● Extrait source:
+---+
LA QUÊTE DE L’EAU DES EXILÉS CLIMATIQUES

Le concept de réfugiés environnementaux reçoit une attention considérable en 2002 lorsque le Tuvalu, paradis de l’océan Pacifique, invoque la responsabilité  des pays industrialisés quant à l’élévation du niveau de la mer, en raison de leurs émissions de gaz à effet de serre. La société internationale a depuis bien pris conscience de cette problématique. Le Conseil de sécurité de l’ONU a même alerté sur les menaces des possibles effets négatifs du changement climatique sur la paix et la sécurité internationale.

La réalité sur le terrain montre en effet que les schémas climatiques classiques changent : au-delà de l’élévation du niveau de la mer et des exils qu’il provoque, le réchauffement de l’atmosphère accélère surtout le cycle hydrologique et entraîne la multiplication de phénomènes météorologiques extrêmes. Des millions de personnes sont alors contraintes à l’exil et doivent se déplacer  dans l’espoir de trouver une terre moins précaire en termes de disponibilité hydrique.

Au Bangladesh par exemple, le rythme de fonte des glaciers de l’Himalaya change sensiblement les régimes d’écoulement des rivières qui traversent le pays et peut les transformer en rivières saisonnières. Les inondations et les sécheresses se multiplient et fragilisent les populations locales et la combinaison de ces phénomènes entrainera inévitablement des migrations à l’intérieur du pays et vers l’Inde. Ces déplacements de populations en quête de stabilité augmenteront les tensions sur les ressources en eau des régions de leurs destinations. Ils pourraient provoquer des conflits non seulement au sein du Bangladesh mais aussi à l’échelle régionale. En outre, les mouvements migratoires globaux vers cette même région ne feront qu’aggraver lourdement la pression sur ses ressources en eau déjà insuffisantes.

Le changement climatique entraîne donc une instabilité hydrique, laquelle engendre la migration des populations qui en dépendent. Celles-ci créent une pression croissante sur les ressources en eau convoitées et augmentent, dans les régions d’accueil, le stress hydrique et donc la concurrence des usages et les conflits. A leur tour, ces derniers alimentent les migrations et réactivent l’effet délétère du schéma initial.         

En 2002, l’UNHCR a estimé à 24 millions le nombre de personnes dans le monde ayant fui leurs terres en raison de facteurs environnementaux. Certaines prévisions pour l’avenir s’annoncent plus pessimistes encore. Le chercheur britannique Norman Myers estime à 200 millions le nombre de réfugiés environnementaux lorsque le réchauffement climatique sera pleinement survenu. Cela laisse présager un potentiel conflictuel énorme puisqu’il faut imaginer que chacun de ces réfugiés aura besoin d’eau en quantité et qualité suffisantes pour sa survie. Toutefois, nombreuses sont les questions qui restent à résoudre pour anticiper et gérer ces flux migratoires et leurs impacts sur les ressources en eau qui les attirent.
+---+
● Section des données:
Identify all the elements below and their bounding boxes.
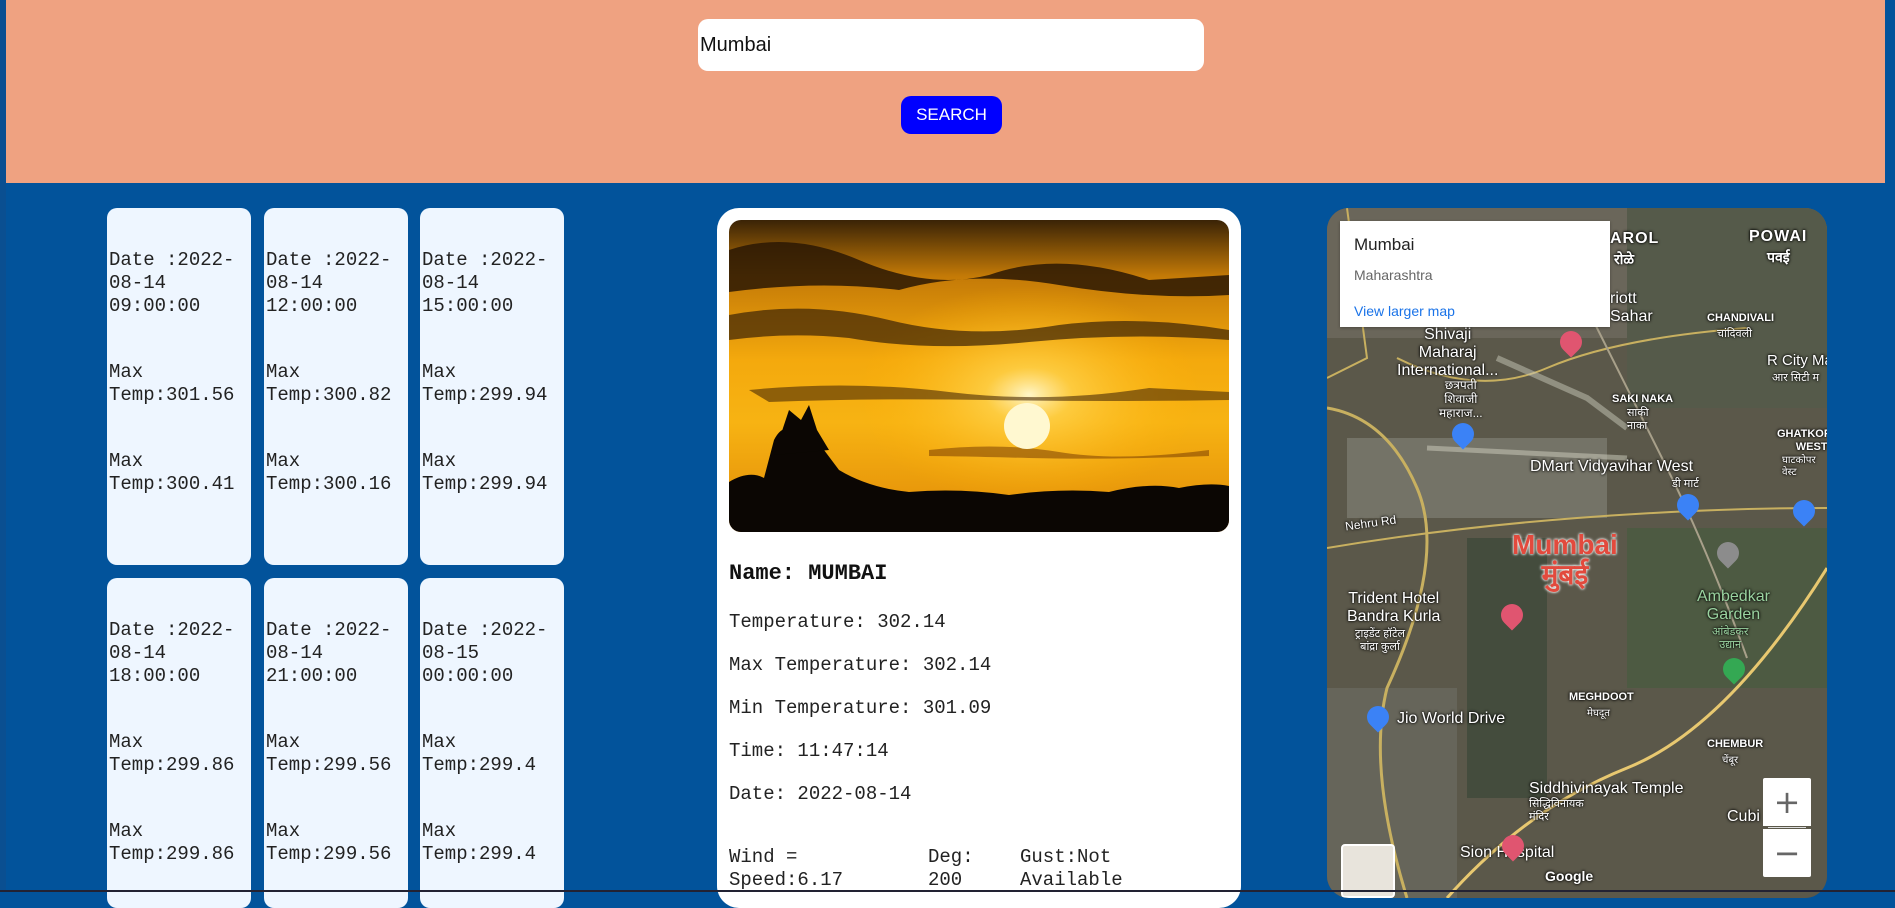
+---+
● Consigne écrite: Recopiez mot pour mot le passage du texte sur les exilés climatiques compris entre « Le changement climatique » et « du schéma initial. », bornes incluses.

● Corrigé:
Le changement climatique entraîne donc une instabilité hydrique, laquelle engendre la migration des populations qui en dépendent. Celles-ci créent une pression croissante sur les ressources en eau convoitées et augmentent, dans les régions d’accueil, le stress hydrique et donc la concurrence des usages et les conflits. A leur tour, ces derniers alimentent les migrations et réactivent l’effet délétère du schéma initial.